Extracts from a graphics dataset
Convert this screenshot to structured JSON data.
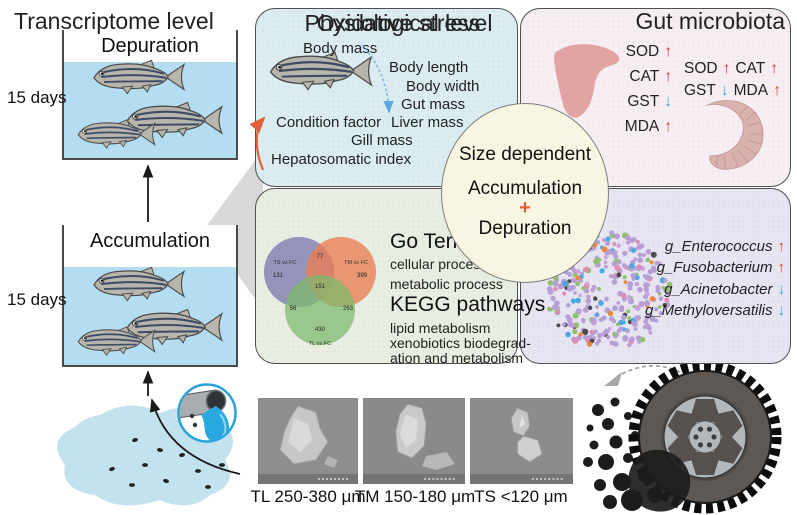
{
  "left_flow": {
    "depuration": {
      "title": "Depuration",
      "duration": "15 days"
    },
    "accumulation": {
      "title": "Accumulation",
      "duration": "15 days"
    }
  },
  "center_circle": {
    "line1": "Size dependent",
    "line2": "Accumulation",
    "plus": "+",
    "line3": "Depuration"
  },
  "physiological": {
    "title": "Physiological level",
    "items": [
      "Body mass",
      "Body length",
      "Body width",
      "Gut mass",
      "Liver mass",
      "Gill mass",
      "Condition factor",
      "Hepatosomatic index"
    ]
  },
  "oxidative": {
    "title": "Oxidative stress",
    "liver_markers": [
      {
        "name": "SOD",
        "arrow": "↑"
      },
      {
        "name": "CAT",
        "arrow": "↑"
      },
      {
        "name": "GST",
        "arrow": "↓"
      },
      {
        "name": "MDA",
        "arrow": "↑"
      }
    ],
    "intestine_markers": [
      {
        "name": "SOD",
        "arrow": "↑"
      },
      {
        "name": "CAT",
        "arrow": "↑"
      },
      {
        "name": "GST",
        "arrow": "↓"
      },
      {
        "name": "MDA",
        "arrow": "↑"
      }
    ]
  },
  "transcriptome": {
    "title": "Transcriptome level",
    "go_heading": "Go Terms",
    "go_terms": [
      "cellular process",
      "metabolic process"
    ],
    "kegg_heading": "KEGG pathways",
    "kegg_lines": [
      "lipid metabolism",
      "xenobiotics biodegrad-",
      "ation and metabolism"
    ],
    "venn": {
      "set_labels": [
        "TS vs FC",
        "TM vs FC",
        "TL vs FC"
      ],
      "counts": [
        "131",
        "77",
        "399",
        "56",
        "151",
        "263",
        "430"
      ]
    }
  },
  "microbiota": {
    "title": "Gut microbiota",
    "genera": [
      {
        "name": "g_Enterococcus",
        "arrow": "↑"
      },
      {
        "name": "g_Fusobacterium",
        "arrow": "↑"
      },
      {
        "name": "g_Acinetobacter",
        "arrow": "↓"
      },
      {
        "name": "g_Methyloversatilis",
        "arrow": "↓"
      }
    ]
  },
  "particles": {
    "labels": [
      "TL 250-380 μm",
      "TM 150-180 μm",
      "TS <120 μm"
    ]
  },
  "colors": {
    "increase": "#d93a2b",
    "decrease": "#2f9fd8",
    "water": "#b4ddf1",
    "physiological_bg": "#dcedf2",
    "oxidative_bg": "#f6eef3",
    "transcriptome_bg": "#e9eee3",
    "microbiota_bg": "#e7e5f2",
    "circle_bg": "#f8f6e2",
    "liver": "#e2a3a3"
  }
}
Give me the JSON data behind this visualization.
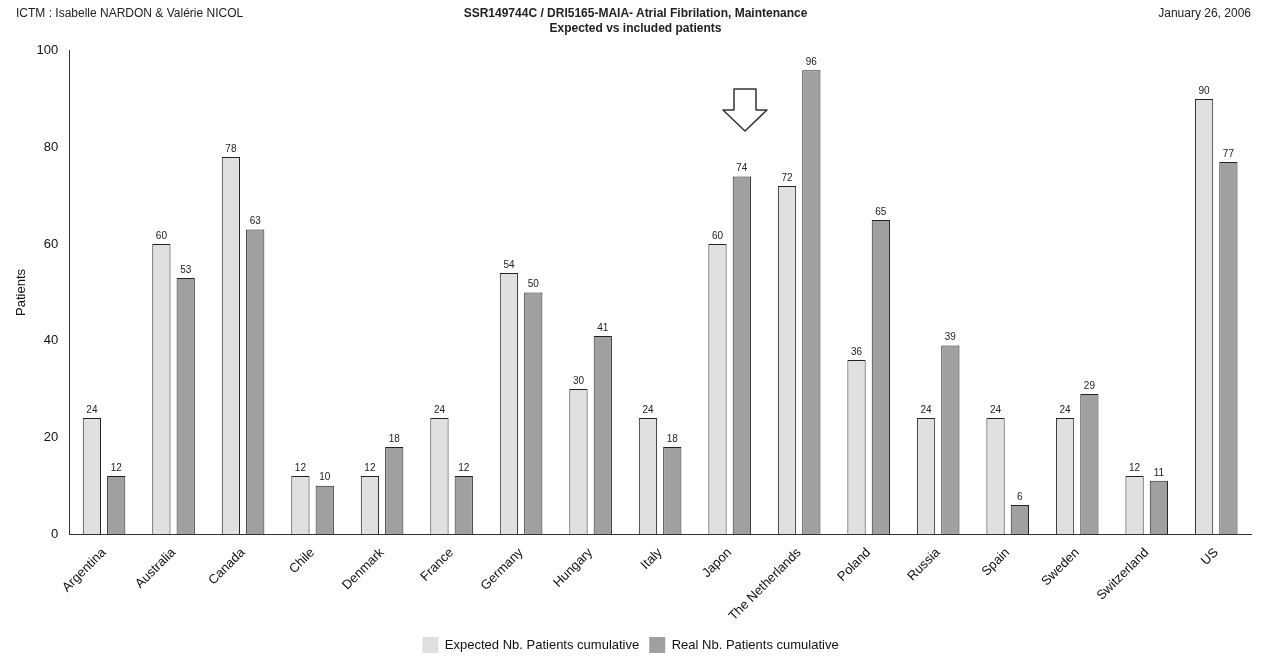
{
  "chart_data": {
    "type": "bar",
    "title": "SSR149744C / DRI5165-MAIA- Atrial Fibrilation, Maintenance",
    "subtitle": "Expected vs included patients",
    "ylabel": "Patients",
    "annotations": [
      "ICTM : Isabelle NARDON & Valérie NICOL",
      "January 26, 2006"
    ],
    "categories": [
      "Argentina",
      "Australia",
      "Canada",
      "Chile",
      "Denmark",
      "France",
      "Germany",
      "Hungary",
      "Italy",
      "Japon",
      "The Netherlands",
      "Poland",
      "Russia",
      "Spain",
      "Sweden",
      "Switzerland",
      "US"
    ],
    "series": [
      {
        "name": "Expected Nb. Patients cumulative",
        "color": "#e0e0e0",
        "values": [
          24,
          60,
          78,
          12,
          12,
          24,
          54,
          30,
          24,
          60,
          72,
          36,
          24,
          24,
          24,
          12,
          90
        ]
      },
      {
        "name": "Real Nb. Patients cumulative",
        "color": "#a0a0a0",
        "values": [
          12,
          53,
          63,
          10,
          18,
          12,
          50,
          41,
          18,
          74,
          96,
          65,
          39,
          6,
          29,
          11,
          77
        ]
      }
    ],
    "ylim": [
      0,
      100
    ],
    "yticks": [
      0,
      20,
      40,
      60,
      80,
      100
    ],
    "grid": false,
    "legend": "bottom",
    "data_labels": true
  }
}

> **DIRECTIONS**
A word-for-word transcript of the entries above is needed, with pictures removed.

> **SOLVED EXERCISE**
Convert this screenshot to structured JSON data.
{
  "left_flow": {
    "depuration": {
      "title": "Depuration",
      "duration": "15 days"
    },
    "accumulation": {
      "title": "Accumulation",
      "duration": "15 days"
    }
  },
  "center_circle": {
    "line1": "Size dependent",
    "line2": "Accumulation",
    "plus": "+",
    "line3": "Depuration"
  },
  "physiological": {
    "title": "Physiological level",
    "items": [
      "Body mass",
      "Body length",
      "Body width",
      "Gut mass",
      "Liver mass",
      "Gill mass",
      "Condition factor",
      "Hepatosomatic index"
    ]
  },
  "oxidative": {
    "title": "Oxidative stress",
    "liver_markers": [
      {
        "name": "SOD",
        "arrow": "↑"
      },
      {
        "name": "CAT",
        "arrow": "↑"
      },
      {
        "name": "GST",
        "arrow": "↓"
      },
      {
        "name": "MDA",
        "arrow": "↑"
      }
    ],
    "intestine_markers": [
      {
        "name": "SOD",
        "arrow": "↑"
      },
      {
        "name": "CAT",
        "arrow": "↑"
      },
      {
        "name": "GST",
        "arrow": "↓"
      },
      {
        "name": "MDA",
        "arrow": "↑"
      }
    ]
  },
  "transcriptome": {
    "title": "Transcriptome level",
    "go_heading": "Go Terms",
    "go_terms": [
      "cellular process",
      "metabolic process"
    ],
    "kegg_heading": "KEGG pathways",
    "kegg_lines": [
      "lipid metabolism",
      "xenobiotics biodegrad-",
      "ation and metabolism"
    ],
    "venn": {
      "set_labels": [
        "TS vs FC",
        "TM vs FC",
        "TL vs FC"
      ],
      "counts": [
        "131",
        "77",
        "399",
        "56",
        "151",
        "263",
        "430"
      ]
    }
  },
  "microbiota": {
    "title": "Gut microbiota",
    "genera": [
      {
        "name": "g_Enterococcus",
        "arrow": "↑"
      },
      {
        "name": "g_Fusobacterium",
        "arrow": "↑"
      },
      {
        "name": "g_Acinetobacter",
        "arrow": "↓"
      },
      {
        "name": "g_Methyloversatilis",
        "arrow": "↓"
      }
    ]
  },
  "particles": {
    "labels": [
      "TL 250-380 μm",
      "TM 150-180 μm",
      "TS <120 μm"
    ]
  },
  "colors": {
    "increase": "#d93a2b",
    "decrease": "#2f9fd8",
    "water": "#b4ddf1",
    "physiological_bg": "#dcedf2",
    "oxidative_bg": "#f6eef3",
    "transcriptome_bg": "#e9eee3",
    "microbiota_bg": "#e7e5f2",
    "circle_bg": "#f8f6e2",
    "liver": "#e2a3a3"
  }
}
Give me the JSON data behind this visualization.
{
  "chart_data": {
    "type": "bar",
    "title": "SSR149744C / DRI5165-MAIA- Atrial Fibrilation, Maintenance",
    "subtitle": "Expected vs included patients",
    "ylabel": "Patients",
    "annotations": [
      "ICTM : Isabelle NARDON & Valérie NICOL",
      "January 26, 2006"
    ],
    "categories": [
      "Argentina",
      "Australia",
      "Canada",
      "Chile",
      "Denmark",
      "France",
      "Germany",
      "Hungary",
      "Italy",
      "Japon",
      "The Netherlands",
      "Poland",
      "Russia",
      "Spain",
      "Sweden",
      "Switzerland",
      "US"
    ],
    "series": [
      {
        "name": "Expected Nb. Patients cumulative",
        "color": "#e0e0e0",
        "values": [
          24,
          60,
          78,
          12,
          12,
          24,
          54,
          30,
          24,
          60,
          72,
          36,
          24,
          24,
          24,
          12,
          90
        ]
      },
      {
        "name": "Real Nb. Patients cumulative",
        "color": "#a0a0a0",
        "values": [
          12,
          53,
          63,
          10,
          18,
          12,
          50,
          41,
          18,
          74,
          96,
          65,
          39,
          6,
          29,
          11,
          77
        ]
      }
    ],
    "ylim": [
      0,
      100
    ],
    "yticks": [
      0,
      20,
      40,
      60,
      80,
      100
    ],
    "grid": false,
    "legend": "bottom",
    "data_labels": true
  }
}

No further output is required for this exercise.